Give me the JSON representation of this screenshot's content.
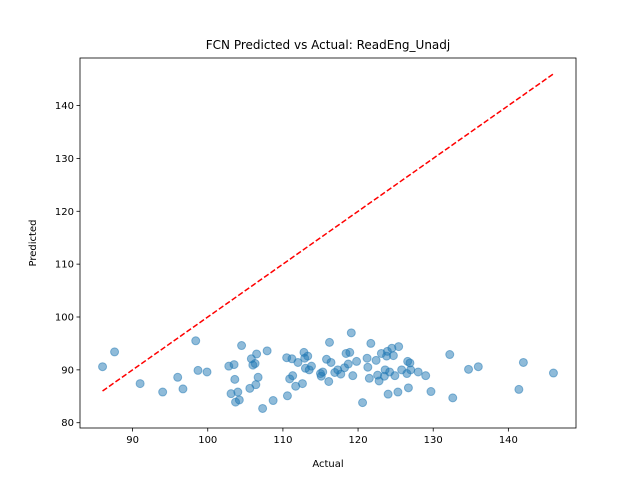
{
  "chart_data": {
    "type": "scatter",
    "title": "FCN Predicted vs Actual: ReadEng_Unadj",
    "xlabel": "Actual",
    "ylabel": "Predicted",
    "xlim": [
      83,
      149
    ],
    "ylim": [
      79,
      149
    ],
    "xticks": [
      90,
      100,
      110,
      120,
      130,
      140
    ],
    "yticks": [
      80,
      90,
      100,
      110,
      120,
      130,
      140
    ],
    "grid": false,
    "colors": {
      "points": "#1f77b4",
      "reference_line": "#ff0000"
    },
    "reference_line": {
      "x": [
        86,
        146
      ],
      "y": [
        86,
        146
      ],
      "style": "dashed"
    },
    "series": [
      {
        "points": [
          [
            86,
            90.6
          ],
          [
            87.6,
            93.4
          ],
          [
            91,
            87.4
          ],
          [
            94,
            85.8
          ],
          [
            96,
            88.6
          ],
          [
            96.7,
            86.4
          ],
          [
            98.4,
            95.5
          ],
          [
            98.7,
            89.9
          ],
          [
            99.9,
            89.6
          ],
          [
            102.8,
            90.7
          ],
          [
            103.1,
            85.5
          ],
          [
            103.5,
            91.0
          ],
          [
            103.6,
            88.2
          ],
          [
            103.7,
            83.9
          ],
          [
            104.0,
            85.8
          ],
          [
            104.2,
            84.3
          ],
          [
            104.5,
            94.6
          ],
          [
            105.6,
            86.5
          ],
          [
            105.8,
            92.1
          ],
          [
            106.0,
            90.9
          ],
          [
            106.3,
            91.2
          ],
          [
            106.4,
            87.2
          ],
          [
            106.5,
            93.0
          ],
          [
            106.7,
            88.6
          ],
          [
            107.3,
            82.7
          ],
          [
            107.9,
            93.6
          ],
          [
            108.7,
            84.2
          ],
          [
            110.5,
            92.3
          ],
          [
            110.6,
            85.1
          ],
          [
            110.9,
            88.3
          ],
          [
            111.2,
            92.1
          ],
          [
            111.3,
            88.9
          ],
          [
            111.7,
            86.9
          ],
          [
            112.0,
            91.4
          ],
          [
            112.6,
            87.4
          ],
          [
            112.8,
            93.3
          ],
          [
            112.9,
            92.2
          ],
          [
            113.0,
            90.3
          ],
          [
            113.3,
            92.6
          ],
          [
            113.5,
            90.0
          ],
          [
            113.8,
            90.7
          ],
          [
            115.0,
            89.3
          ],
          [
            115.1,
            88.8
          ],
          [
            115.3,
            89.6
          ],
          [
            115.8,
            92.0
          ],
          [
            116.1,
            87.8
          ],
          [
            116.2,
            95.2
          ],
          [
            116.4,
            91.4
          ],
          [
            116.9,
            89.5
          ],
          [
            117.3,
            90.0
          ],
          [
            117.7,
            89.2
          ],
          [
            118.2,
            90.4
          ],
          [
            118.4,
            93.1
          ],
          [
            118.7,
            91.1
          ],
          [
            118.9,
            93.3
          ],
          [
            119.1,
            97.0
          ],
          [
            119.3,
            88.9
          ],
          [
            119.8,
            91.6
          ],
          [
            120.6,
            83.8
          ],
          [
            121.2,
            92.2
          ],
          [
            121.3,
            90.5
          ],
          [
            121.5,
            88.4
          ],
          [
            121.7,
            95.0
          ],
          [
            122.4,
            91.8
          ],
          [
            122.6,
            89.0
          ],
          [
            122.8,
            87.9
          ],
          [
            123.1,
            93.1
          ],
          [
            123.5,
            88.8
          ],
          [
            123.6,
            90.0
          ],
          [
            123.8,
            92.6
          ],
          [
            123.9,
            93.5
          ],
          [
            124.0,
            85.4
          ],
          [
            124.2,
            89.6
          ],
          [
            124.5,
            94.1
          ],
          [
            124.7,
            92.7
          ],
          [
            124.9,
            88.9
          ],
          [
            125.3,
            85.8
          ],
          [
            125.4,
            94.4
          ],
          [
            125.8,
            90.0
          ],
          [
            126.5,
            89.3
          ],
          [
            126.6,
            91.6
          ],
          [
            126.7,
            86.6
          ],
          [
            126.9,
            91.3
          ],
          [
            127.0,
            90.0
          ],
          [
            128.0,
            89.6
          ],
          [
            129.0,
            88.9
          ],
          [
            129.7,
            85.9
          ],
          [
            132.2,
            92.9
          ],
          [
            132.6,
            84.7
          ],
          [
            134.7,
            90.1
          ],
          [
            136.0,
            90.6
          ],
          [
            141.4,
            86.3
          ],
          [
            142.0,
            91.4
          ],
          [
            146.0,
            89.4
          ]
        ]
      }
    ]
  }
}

## [Exercise prompt]
Every line of text is to be repeated exactly; pictures are left out.

## [Correct output]
Give me the JSON representation of this screenshot's content.
{
  "chart_data": {
    "type": "scatter",
    "title": "FCN Predicted vs Actual: ReadEng_Unadj",
    "xlabel": "Actual",
    "ylabel": "Predicted",
    "xlim": [
      83,
      149
    ],
    "ylim": [
      79,
      149
    ],
    "xticks": [
      90,
      100,
      110,
      120,
      130,
      140
    ],
    "yticks": [
      80,
      90,
      100,
      110,
      120,
      130,
      140
    ],
    "grid": false,
    "colors": {
      "points": "#1f77b4",
      "reference_line": "#ff0000"
    },
    "reference_line": {
      "x": [
        86,
        146
      ],
      "y": [
        86,
        146
      ],
      "style": "dashed"
    },
    "series": [
      {
        "points": [
          [
            86,
            90.6
          ],
          [
            87.6,
            93.4
          ],
          [
            91,
            87.4
          ],
          [
            94,
            85.8
          ],
          [
            96,
            88.6
          ],
          [
            96.7,
            86.4
          ],
          [
            98.4,
            95.5
          ],
          [
            98.7,
            89.9
          ],
          [
            99.9,
            89.6
          ],
          [
            102.8,
            90.7
          ],
          [
            103.1,
            85.5
          ],
          [
            103.5,
            91.0
          ],
          [
            103.6,
            88.2
          ],
          [
            103.7,
            83.9
          ],
          [
            104.0,
            85.8
          ],
          [
            104.2,
            84.3
          ],
          [
            104.5,
            94.6
          ],
          [
            105.6,
            86.5
          ],
          [
            105.8,
            92.1
          ],
          [
            106.0,
            90.9
          ],
          [
            106.3,
            91.2
          ],
          [
            106.4,
            87.2
          ],
          [
            106.5,
            93.0
          ],
          [
            106.7,
            88.6
          ],
          [
            107.3,
            82.7
          ],
          [
            107.9,
            93.6
          ],
          [
            108.7,
            84.2
          ],
          [
            110.5,
            92.3
          ],
          [
            110.6,
            85.1
          ],
          [
            110.9,
            88.3
          ],
          [
            111.2,
            92.1
          ],
          [
            111.3,
            88.9
          ],
          [
            111.7,
            86.9
          ],
          [
            112.0,
            91.4
          ],
          [
            112.6,
            87.4
          ],
          [
            112.8,
            93.3
          ],
          [
            112.9,
            92.2
          ],
          [
            113.0,
            90.3
          ],
          [
            113.3,
            92.6
          ],
          [
            113.5,
            90.0
          ],
          [
            113.8,
            90.7
          ],
          [
            115.0,
            89.3
          ],
          [
            115.1,
            88.8
          ],
          [
            115.3,
            89.6
          ],
          [
            115.8,
            92.0
          ],
          [
            116.1,
            87.8
          ],
          [
            116.2,
            95.2
          ],
          [
            116.4,
            91.4
          ],
          [
            116.9,
            89.5
          ],
          [
            117.3,
            90.0
          ],
          [
            117.7,
            89.2
          ],
          [
            118.2,
            90.4
          ],
          [
            118.4,
            93.1
          ],
          [
            118.7,
            91.1
          ],
          [
            118.9,
            93.3
          ],
          [
            119.1,
            97.0
          ],
          [
            119.3,
            88.9
          ],
          [
            119.8,
            91.6
          ],
          [
            120.6,
            83.8
          ],
          [
            121.2,
            92.2
          ],
          [
            121.3,
            90.5
          ],
          [
            121.5,
            88.4
          ],
          [
            121.7,
            95.0
          ],
          [
            122.4,
            91.8
          ],
          [
            122.6,
            89.0
          ],
          [
            122.8,
            87.9
          ],
          [
            123.1,
            93.1
          ],
          [
            123.5,
            88.8
          ],
          [
            123.6,
            90.0
          ],
          [
            123.8,
            92.6
          ],
          [
            123.9,
            93.5
          ],
          [
            124.0,
            85.4
          ],
          [
            124.2,
            89.6
          ],
          [
            124.5,
            94.1
          ],
          [
            124.7,
            92.7
          ],
          [
            124.9,
            88.9
          ],
          [
            125.3,
            85.8
          ],
          [
            125.4,
            94.4
          ],
          [
            125.8,
            90.0
          ],
          [
            126.5,
            89.3
          ],
          [
            126.6,
            91.6
          ],
          [
            126.7,
            86.6
          ],
          [
            126.9,
            91.3
          ],
          [
            127.0,
            90.0
          ],
          [
            128.0,
            89.6
          ],
          [
            129.0,
            88.9
          ],
          [
            129.7,
            85.9
          ],
          [
            132.2,
            92.9
          ],
          [
            132.6,
            84.7
          ],
          [
            134.7,
            90.1
          ],
          [
            136.0,
            90.6
          ],
          [
            141.4,
            86.3
          ],
          [
            142.0,
            91.4
          ],
          [
            146.0,
            89.4
          ]
        ]
      }
    ]
  }
}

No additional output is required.